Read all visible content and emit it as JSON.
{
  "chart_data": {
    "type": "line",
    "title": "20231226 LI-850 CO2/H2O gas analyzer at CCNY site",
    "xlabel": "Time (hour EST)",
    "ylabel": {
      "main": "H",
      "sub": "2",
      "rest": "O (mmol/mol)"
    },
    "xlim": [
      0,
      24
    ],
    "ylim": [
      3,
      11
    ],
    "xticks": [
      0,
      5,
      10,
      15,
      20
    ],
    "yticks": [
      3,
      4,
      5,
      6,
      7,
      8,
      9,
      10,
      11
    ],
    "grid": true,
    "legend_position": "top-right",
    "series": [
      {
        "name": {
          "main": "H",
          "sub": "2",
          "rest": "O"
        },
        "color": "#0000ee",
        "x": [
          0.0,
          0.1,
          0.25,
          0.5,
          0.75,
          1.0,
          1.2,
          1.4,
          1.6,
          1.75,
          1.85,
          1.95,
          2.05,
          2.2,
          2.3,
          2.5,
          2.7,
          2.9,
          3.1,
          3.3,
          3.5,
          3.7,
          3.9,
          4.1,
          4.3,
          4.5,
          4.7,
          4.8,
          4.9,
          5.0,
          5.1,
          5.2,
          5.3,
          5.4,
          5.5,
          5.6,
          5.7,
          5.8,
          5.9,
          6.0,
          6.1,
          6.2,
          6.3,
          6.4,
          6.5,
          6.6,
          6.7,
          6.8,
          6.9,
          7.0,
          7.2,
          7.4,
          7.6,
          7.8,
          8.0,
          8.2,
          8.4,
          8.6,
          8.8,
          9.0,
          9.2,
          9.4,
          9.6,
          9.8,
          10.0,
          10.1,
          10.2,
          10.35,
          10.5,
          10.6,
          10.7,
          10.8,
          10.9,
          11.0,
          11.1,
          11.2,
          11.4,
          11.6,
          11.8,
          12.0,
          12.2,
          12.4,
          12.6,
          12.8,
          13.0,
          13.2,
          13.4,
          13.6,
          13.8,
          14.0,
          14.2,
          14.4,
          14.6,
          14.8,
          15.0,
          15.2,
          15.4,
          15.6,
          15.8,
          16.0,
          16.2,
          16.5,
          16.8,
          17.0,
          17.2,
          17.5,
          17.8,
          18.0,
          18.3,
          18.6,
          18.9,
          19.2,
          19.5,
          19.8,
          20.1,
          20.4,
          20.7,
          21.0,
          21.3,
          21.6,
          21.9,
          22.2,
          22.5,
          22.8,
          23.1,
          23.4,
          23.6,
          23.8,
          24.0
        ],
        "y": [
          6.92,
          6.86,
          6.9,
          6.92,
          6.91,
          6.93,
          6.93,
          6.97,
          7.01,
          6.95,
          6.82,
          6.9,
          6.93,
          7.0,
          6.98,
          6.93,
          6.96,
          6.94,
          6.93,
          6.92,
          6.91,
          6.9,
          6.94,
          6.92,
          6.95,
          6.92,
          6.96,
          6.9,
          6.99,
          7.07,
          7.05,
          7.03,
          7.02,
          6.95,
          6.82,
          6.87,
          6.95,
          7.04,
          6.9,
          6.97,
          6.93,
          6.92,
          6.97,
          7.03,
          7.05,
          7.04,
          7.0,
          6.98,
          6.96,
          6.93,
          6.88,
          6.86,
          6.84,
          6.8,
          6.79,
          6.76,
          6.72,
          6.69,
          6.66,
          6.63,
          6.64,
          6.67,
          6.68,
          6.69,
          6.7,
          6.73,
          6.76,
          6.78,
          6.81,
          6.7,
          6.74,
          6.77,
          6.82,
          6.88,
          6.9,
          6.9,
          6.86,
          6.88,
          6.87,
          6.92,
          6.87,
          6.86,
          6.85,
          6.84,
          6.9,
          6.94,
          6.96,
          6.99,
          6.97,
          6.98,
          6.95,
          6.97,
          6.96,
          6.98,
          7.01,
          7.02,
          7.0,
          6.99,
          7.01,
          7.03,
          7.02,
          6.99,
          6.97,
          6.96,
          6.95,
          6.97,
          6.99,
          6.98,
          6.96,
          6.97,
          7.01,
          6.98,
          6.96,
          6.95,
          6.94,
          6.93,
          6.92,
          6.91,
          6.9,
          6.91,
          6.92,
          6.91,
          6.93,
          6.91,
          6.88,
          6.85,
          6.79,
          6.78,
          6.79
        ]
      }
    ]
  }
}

══════════

### Your instructions
Each record must be repeated exactly as it is.

### Task answer
Read all visible content and emit it as JSON.
{
  "chart_data": {
    "type": "line",
    "title": "20231226 LI-850 CO2/H2O gas analyzer at CCNY site",
    "xlabel": "Time (hour EST)",
    "ylabel": {
      "main": "H",
      "sub": "2",
      "rest": "O (mmol/mol)"
    },
    "xlim": [
      0,
      24
    ],
    "ylim": [
      3,
      11
    ],
    "xticks": [
      0,
      5,
      10,
      15,
      20
    ],
    "yticks": [
      3,
      4,
      5,
      6,
      7,
      8,
      9,
      10,
      11
    ],
    "grid": true,
    "legend_position": "top-right",
    "series": [
      {
        "name": {
          "main": "H",
          "sub": "2",
          "rest": "O"
        },
        "color": "#0000ee",
        "x": [
          0.0,
          0.1,
          0.25,
          0.5,
          0.75,
          1.0,
          1.2,
          1.4,
          1.6,
          1.75,
          1.85,
          1.95,
          2.05,
          2.2,
          2.3,
          2.5,
          2.7,
          2.9,
          3.1,
          3.3,
          3.5,
          3.7,
          3.9,
          4.1,
          4.3,
          4.5,
          4.7,
          4.8,
          4.9,
          5.0,
          5.1,
          5.2,
          5.3,
          5.4,
          5.5,
          5.6,
          5.7,
          5.8,
          5.9,
          6.0,
          6.1,
          6.2,
          6.3,
          6.4,
          6.5,
          6.6,
          6.7,
          6.8,
          6.9,
          7.0,
          7.2,
          7.4,
          7.6,
          7.8,
          8.0,
          8.2,
          8.4,
          8.6,
          8.8,
          9.0,
          9.2,
          9.4,
          9.6,
          9.8,
          10.0,
          10.1,
          10.2,
          10.35,
          10.5,
          10.6,
          10.7,
          10.8,
          10.9,
          11.0,
          11.1,
          11.2,
          11.4,
          11.6,
          11.8,
          12.0,
          12.2,
          12.4,
          12.6,
          12.8,
          13.0,
          13.2,
          13.4,
          13.6,
          13.8,
          14.0,
          14.2,
          14.4,
          14.6,
          14.8,
          15.0,
          15.2,
          15.4,
          15.6,
          15.8,
          16.0,
          16.2,
          16.5,
          16.8,
          17.0,
          17.2,
          17.5,
          17.8,
          18.0,
          18.3,
          18.6,
          18.9,
          19.2,
          19.5,
          19.8,
          20.1,
          20.4,
          20.7,
          21.0,
          21.3,
          21.6,
          21.9,
          22.2,
          22.5,
          22.8,
          23.1,
          23.4,
          23.6,
          23.8,
          24.0
        ],
        "y": [
          6.92,
          6.86,
          6.9,
          6.92,
          6.91,
          6.93,
          6.93,
          6.97,
          7.01,
          6.95,
          6.82,
          6.9,
          6.93,
          7.0,
          6.98,
          6.93,
          6.96,
          6.94,
          6.93,
          6.92,
          6.91,
          6.9,
          6.94,
          6.92,
          6.95,
          6.92,
          6.96,
          6.9,
          6.99,
          7.07,
          7.05,
          7.03,
          7.02,
          6.95,
          6.82,
          6.87,
          6.95,
          7.04,
          6.9,
          6.97,
          6.93,
          6.92,
          6.97,
          7.03,
          7.05,
          7.04,
          7.0,
          6.98,
          6.96,
          6.93,
          6.88,
          6.86,
          6.84,
          6.8,
          6.79,
          6.76,
          6.72,
          6.69,
          6.66,
          6.63,
          6.64,
          6.67,
          6.68,
          6.69,
          6.7,
          6.73,
          6.76,
          6.78,
          6.81,
          6.7,
          6.74,
          6.77,
          6.82,
          6.88,
          6.9,
          6.9,
          6.86,
          6.88,
          6.87,
          6.92,
          6.87,
          6.86,
          6.85,
          6.84,
          6.9,
          6.94,
          6.96,
          6.99,
          6.97,
          6.98,
          6.95,
          6.97,
          6.96,
          6.98,
          7.01,
          7.02,
          7.0,
          6.99,
          7.01,
          7.03,
          7.02,
          6.99,
          6.97,
          6.96,
          6.95,
          6.97,
          6.99,
          6.98,
          6.96,
          6.97,
          7.01,
          6.98,
          6.96,
          6.95,
          6.94,
          6.93,
          6.92,
          6.91,
          6.9,
          6.91,
          6.92,
          6.91,
          6.93,
          6.91,
          6.88,
          6.85,
          6.79,
          6.78,
          6.79
        ]
      }
    ]
  }
}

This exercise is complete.